- **THE PROBLEM**
Take from the listing each line that has the string "text".
"""
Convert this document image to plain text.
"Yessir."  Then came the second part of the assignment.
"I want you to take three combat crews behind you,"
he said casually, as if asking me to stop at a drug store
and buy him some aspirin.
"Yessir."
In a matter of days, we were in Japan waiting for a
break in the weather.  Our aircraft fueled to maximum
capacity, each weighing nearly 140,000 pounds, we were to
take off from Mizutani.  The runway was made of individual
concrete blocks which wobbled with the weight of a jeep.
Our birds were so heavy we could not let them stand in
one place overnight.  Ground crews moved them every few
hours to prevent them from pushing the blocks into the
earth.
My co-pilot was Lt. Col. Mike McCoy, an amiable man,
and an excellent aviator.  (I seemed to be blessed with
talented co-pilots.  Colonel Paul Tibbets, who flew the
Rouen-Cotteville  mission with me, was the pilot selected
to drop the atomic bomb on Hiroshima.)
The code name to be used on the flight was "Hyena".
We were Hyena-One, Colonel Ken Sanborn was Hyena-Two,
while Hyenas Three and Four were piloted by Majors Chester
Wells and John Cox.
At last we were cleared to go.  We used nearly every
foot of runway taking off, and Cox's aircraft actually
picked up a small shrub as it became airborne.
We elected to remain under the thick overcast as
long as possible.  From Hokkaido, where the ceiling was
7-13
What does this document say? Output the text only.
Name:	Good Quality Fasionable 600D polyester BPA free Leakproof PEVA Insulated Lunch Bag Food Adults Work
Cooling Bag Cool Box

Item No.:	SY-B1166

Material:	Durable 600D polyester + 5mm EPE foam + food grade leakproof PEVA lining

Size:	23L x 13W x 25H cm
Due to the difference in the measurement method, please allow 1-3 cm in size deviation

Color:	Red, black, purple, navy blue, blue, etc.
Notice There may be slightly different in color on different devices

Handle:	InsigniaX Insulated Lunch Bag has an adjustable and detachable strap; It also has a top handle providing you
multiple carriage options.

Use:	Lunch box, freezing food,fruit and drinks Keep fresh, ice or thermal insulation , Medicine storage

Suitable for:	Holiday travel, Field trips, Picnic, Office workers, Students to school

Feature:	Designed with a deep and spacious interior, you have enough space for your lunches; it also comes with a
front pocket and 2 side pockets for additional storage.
"""
- **WORKED SOLUTION**
Convert this document image to plain text.
What does this document say? Output the text only.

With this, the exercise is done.